▸ **Your goal**
Go through the entries below and print each one exactly, leaving out pictures.

[Stored entries]
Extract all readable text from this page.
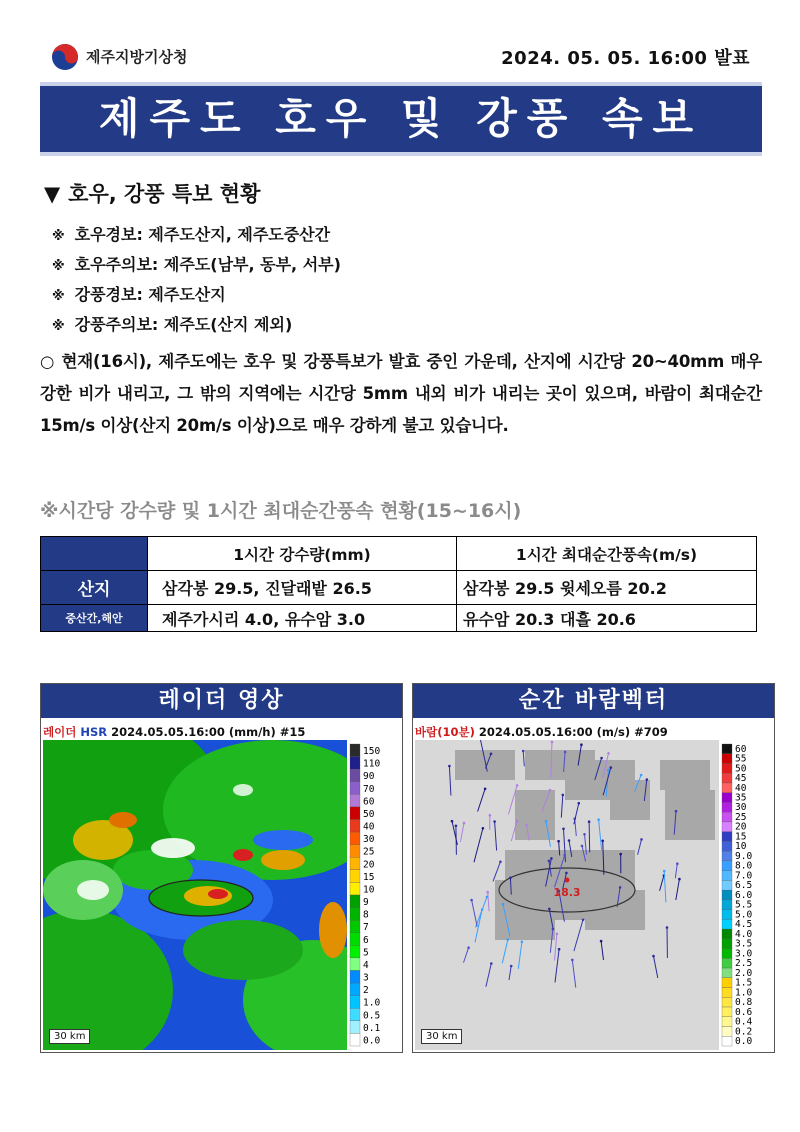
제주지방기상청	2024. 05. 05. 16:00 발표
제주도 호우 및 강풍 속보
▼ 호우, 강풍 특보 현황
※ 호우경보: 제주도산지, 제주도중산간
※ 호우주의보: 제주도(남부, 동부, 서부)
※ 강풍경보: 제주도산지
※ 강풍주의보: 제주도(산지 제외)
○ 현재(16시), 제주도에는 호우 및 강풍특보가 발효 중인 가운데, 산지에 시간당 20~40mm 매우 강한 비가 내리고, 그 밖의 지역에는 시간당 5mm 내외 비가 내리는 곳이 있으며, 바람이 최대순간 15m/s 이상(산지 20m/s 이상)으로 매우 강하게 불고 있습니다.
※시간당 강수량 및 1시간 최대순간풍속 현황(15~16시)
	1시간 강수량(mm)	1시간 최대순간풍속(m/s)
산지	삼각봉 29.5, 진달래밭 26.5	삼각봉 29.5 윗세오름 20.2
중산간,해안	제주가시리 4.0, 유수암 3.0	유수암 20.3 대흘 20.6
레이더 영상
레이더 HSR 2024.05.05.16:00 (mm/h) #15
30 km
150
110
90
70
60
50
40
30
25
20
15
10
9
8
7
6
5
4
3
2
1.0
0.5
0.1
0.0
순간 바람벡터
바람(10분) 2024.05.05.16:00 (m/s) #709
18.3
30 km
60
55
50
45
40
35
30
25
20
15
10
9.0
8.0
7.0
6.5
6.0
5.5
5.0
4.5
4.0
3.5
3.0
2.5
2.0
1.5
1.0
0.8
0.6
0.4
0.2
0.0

▸ **Output of the exercise**
Extract all readable text from this page.
제주지방기상청	2024. 05. 05. 16:00 발표
제주도 호우 및 강풍 속보
▼ 호우, 강풍 특보 현황
※ 호우경보: 제주도산지, 제주도중산간
※ 호우주의보: 제주도(남부, 동부, 서부)
※ 강풍경보: 제주도산지
※ 강풍주의보: 제주도(산지 제외)
○ 현재(16시), 제주도에는 호우 및 강풍특보가 발효 중인 가운데, 산지에 시간당 20~40mm 매우 강한 비가 내리고, 그 밖의 지역에는 시간당 5mm 내외 비가 내리는 곳이 있으며, 바람이 최대순간 15m/s 이상(산지 20m/s 이상)으로 매우 강하게 불고 있습니다.
※시간당 강수량 및 1시간 최대순간풍속 현황(15~16시)
	1시간 강수량(mm)	1시간 최대순간풍속(m/s)
산지	삼각봉 29.5, 진달래밭 26.5	삼각봉 29.5 윗세오름 20.2
중산간,해안	제주가시리 4.0, 유수암 3.0	유수암 20.3 대흘 20.6
레이더 영상
레이더 HSR 2024.05.05.16:00 (mm/h) #15
30 km
150
110
90
70
60
50
40
30
25
20
15
10
9
8
7
6
5
4
3
2
1.0
0.5
0.1
0.0
순간 바람벡터
바람(10분) 2024.05.05.16:00 (m/s) #709
18.3
30 km
60
55
50
45
40
35
30
25
20
15
10
9.0
8.0
7.0
6.5
6.0
5.5
5.0
4.5
4.0
3.5
3.0
2.5
2.0
1.5
1.0
0.8
0.6
0.4
0.2
0.0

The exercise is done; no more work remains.